EXERCISE OBJECTIVE:
Copy every entry exactly.

** begin **

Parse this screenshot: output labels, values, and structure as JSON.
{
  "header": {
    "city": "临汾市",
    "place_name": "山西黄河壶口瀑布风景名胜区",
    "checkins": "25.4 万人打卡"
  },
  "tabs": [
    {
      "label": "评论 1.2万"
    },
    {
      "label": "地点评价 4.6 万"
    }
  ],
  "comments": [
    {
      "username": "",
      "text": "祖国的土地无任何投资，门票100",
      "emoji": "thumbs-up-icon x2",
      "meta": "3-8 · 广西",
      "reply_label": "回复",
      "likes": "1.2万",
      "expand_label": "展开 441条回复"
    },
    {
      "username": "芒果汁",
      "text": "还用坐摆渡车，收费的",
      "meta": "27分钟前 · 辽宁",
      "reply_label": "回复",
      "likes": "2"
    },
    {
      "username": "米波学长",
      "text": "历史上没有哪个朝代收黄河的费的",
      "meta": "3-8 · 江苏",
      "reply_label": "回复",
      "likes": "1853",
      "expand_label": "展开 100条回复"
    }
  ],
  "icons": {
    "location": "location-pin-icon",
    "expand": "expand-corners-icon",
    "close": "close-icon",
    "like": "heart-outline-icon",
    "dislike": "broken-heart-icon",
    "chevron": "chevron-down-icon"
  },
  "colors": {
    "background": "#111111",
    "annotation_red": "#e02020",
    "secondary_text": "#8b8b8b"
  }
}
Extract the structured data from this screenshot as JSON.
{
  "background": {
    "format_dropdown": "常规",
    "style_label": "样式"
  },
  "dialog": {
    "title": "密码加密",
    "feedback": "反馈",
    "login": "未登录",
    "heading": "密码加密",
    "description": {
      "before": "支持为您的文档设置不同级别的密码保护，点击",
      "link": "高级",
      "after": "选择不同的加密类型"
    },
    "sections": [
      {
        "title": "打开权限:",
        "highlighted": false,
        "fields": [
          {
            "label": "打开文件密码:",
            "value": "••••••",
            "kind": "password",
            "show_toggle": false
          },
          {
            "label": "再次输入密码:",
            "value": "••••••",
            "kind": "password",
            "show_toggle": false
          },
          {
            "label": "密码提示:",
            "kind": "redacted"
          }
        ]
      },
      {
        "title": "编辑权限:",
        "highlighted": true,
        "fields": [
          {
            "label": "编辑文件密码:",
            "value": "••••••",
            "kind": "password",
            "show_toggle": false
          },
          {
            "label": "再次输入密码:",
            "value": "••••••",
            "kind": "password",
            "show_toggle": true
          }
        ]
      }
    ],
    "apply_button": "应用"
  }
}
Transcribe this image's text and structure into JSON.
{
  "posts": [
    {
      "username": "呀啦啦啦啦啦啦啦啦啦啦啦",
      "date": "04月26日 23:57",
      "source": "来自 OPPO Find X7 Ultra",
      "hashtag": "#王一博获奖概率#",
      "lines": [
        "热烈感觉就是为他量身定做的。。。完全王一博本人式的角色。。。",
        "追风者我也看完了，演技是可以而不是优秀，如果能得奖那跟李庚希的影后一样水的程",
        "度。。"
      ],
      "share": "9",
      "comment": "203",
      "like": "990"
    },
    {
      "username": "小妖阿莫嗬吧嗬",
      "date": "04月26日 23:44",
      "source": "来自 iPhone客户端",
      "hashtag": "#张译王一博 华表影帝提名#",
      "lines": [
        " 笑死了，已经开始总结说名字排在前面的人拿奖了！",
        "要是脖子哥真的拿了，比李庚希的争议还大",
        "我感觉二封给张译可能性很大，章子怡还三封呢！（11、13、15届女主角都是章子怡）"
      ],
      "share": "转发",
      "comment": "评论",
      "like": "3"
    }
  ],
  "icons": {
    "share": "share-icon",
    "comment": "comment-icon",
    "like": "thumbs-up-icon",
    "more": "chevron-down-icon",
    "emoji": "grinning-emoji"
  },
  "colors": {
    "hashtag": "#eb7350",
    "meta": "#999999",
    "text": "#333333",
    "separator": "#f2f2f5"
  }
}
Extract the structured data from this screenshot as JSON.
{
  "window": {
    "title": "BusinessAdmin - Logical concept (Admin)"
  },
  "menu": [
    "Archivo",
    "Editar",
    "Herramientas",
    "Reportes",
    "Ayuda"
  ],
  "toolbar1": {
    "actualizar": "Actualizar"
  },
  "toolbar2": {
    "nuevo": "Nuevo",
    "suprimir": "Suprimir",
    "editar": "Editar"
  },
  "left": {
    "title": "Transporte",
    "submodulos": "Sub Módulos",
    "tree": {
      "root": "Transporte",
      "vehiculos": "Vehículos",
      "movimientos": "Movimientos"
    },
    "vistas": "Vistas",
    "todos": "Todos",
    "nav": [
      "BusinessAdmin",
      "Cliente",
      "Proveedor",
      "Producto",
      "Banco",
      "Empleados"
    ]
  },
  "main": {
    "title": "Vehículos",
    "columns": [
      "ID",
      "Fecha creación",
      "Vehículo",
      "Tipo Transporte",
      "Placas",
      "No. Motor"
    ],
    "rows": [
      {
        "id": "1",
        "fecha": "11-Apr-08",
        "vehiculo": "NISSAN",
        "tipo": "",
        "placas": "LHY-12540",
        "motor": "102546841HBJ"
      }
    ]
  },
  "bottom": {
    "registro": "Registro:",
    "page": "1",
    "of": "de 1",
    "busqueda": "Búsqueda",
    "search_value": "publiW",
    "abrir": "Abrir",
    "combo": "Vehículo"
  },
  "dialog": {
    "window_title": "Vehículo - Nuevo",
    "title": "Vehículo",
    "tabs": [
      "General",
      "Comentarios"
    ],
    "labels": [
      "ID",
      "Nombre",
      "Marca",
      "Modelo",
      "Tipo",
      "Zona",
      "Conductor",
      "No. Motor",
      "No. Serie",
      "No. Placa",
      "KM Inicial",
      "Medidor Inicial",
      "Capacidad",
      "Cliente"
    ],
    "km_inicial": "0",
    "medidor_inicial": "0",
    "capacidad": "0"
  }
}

** end **

ANSWER TO THE EXERCISE:
Parse this screenshot: output labels, values, and structure as JSON.
{
  "header": {
    "city": "临汾市",
    "place_name": "山西黄河壶口瀑布风景名胜区",
    "checkins": "25.4 万人打卡"
  },
  "tabs": [
    {
      "label": "评论 1.2万"
    },
    {
      "label": "地点评价 4.6 万"
    }
  ],
  "comments": [
    {
      "username": "",
      "text": "祖国的土地无任何投资，门票100",
      "emoji": "thumbs-up-icon x2",
      "meta": "3-8 · 广西",
      "reply_label": "回复",
      "likes": "1.2万",
      "expand_label": "展开 441条回复"
    },
    {
      "username": "芒果汁",
      "text": "还用坐摆渡车，收费的",
      "meta": "27分钟前 · 辽宁",
      "reply_label": "回复",
      "likes": "2"
    },
    {
      "username": "米波学长",
      "text": "历史上没有哪个朝代收黄河的费的",
      "meta": "3-8 · 江苏",
      "reply_label": "回复",
      "likes": "1853",
      "expand_label": "展开 100条回复"
    }
  ],
  "icons": {
    "location": "location-pin-icon",
    "expand": "expand-corners-icon",
    "close": "close-icon",
    "like": "heart-outline-icon",
    "dislike": "broken-heart-icon",
    "chevron": "chevron-down-icon"
  },
  "colors": {
    "background": "#111111",
    "annotation_red": "#e02020",
    "secondary_text": "#8b8b8b"
  }
}
Extract the structured data from this screenshot as JSON.
{
  "background": {
    "format_dropdown": "常规",
    "style_label": "样式"
  },
  "dialog": {
    "title": "密码加密",
    "feedback": "反馈",
    "login": "未登录",
    "heading": "密码加密",
    "description": {
      "before": "支持为您的文档设置不同级别的密码保护，点击",
      "link": "高级",
      "after": "选择不同的加密类型"
    },
    "sections": [
      {
        "title": "打开权限:",
        "highlighted": false,
        "fields": [
          {
            "label": "打开文件密码:",
            "value": "••••••",
            "kind": "password",
            "show_toggle": false
          },
          {
            "label": "再次输入密码:",
            "value": "••••••",
            "kind": "password",
            "show_toggle": false
          },
          {
            "label": "密码提示:",
            "kind": "redacted"
          }
        ]
      },
      {
        "title": "编辑权限:",
        "highlighted": true,
        "fields": [
          {
            "label": "编辑文件密码:",
            "value": "••••••",
            "kind": "password",
            "show_toggle": false
          },
          {
            "label": "再次输入密码:",
            "value": "••••••",
            "kind": "password",
            "show_toggle": true
          }
        ]
      }
    ],
    "apply_button": "应用"
  }
}
Transcribe this image's text and structure into JSON.
{
  "posts": [
    {
      "username": "呀啦啦啦啦啦啦啦啦啦啦啦",
      "date": "04月26日 23:57",
      "source": "来自 OPPO Find X7 Ultra",
      "hashtag": "#王一博获奖概率#",
      "lines": [
        "热烈感觉就是为他量身定做的。。。完全王一博本人式的角色。。。",
        "追风者我也看完了，演技是可以而不是优秀，如果能得奖那跟李庚希的影后一样水的程",
        "度。。"
      ],
      "share": "9",
      "comment": "203",
      "like": "990"
    },
    {
      "username": "小妖阿莫嗬吧嗬",
      "date": "04月26日 23:44",
      "source": "来自 iPhone客户端",
      "hashtag": "#张译王一博 华表影帝提名#",
      "lines": [
        " 笑死了，已经开始总结说名字排在前面的人拿奖了！",
        "要是脖子哥真的拿了，比李庚希的争议还大",
        "我感觉二封给张译可能性很大，章子怡还三封呢！（11、13、15届女主角都是章子怡）"
      ],
      "share": "转发",
      "comment": "评论",
      "like": "3"
    }
  ],
  "icons": {
    "share": "share-icon",
    "comment": "comment-icon",
    "like": "thumbs-up-icon",
    "more": "chevron-down-icon",
    "emoji": "grinning-emoji"
  },
  "colors": {
    "hashtag": "#eb7350",
    "meta": "#999999",
    "text": "#333333",
    "separator": "#f2f2f5"
  }
}
Extract the structured data from this screenshot as JSON.
{
  "window": {
    "title": "BusinessAdmin - Logical concept (Admin)"
  },
  "menu": [
    "Archivo",
    "Editar",
    "Herramientas",
    "Reportes",
    "Ayuda"
  ],
  "toolbar1": {
    "actualizar": "Actualizar"
  },
  "toolbar2": {
    "nuevo": "Nuevo",
    "suprimir": "Suprimir",
    "editar": "Editar"
  },
  "left": {
    "title": "Transporte",
    "submodulos": "Sub Módulos",
    "tree": {
      "root": "Transporte",
      "vehiculos": "Vehículos",
      "movimientos": "Movimientos"
    },
    "vistas": "Vistas",
    "todos": "Todos",
    "nav": [
      "BusinessAdmin",
      "Cliente",
      "Proveedor",
      "Producto",
      "Banco",
      "Empleados"
    ]
  },
  "main": {
    "title": "Vehículos",
    "columns": [
      "ID",
      "Fecha creación",
      "Vehículo",
      "Tipo Transporte",
      "Placas",
      "No. Motor"
    ],
    "rows": [
      {
        "id": "1",
        "fecha": "11-Apr-08",
        "vehiculo": "NISSAN",
        "tipo": "",
        "placas": "LHY-12540",
        "motor": "102546841HBJ"
      }
    ]
  },
  "bottom": {
    "registro": "Registro:",
    "page": "1",
    "of": "de 1",
    "busqueda": "Búsqueda",
    "search_value": "publiW",
    "abrir": "Abrir",
    "combo": "Vehículo"
  },
  "dialog": {
    "window_title": "Vehículo - Nuevo",
    "title": "Vehículo",
    "tabs": [
      "General",
      "Comentarios"
    ],
    "labels": [
      "ID",
      "Nombre",
      "Marca",
      "Modelo",
      "Tipo",
      "Zona",
      "Conductor",
      "No. Motor",
      "No. Serie",
      "No. Placa",
      "KM Inicial",
      "Medidor Inicial",
      "Capacidad",
      "Cliente"
    ],
    "km_inicial": "0",
    "medidor_inicial": "0",
    "capacidad": "0"
  }
}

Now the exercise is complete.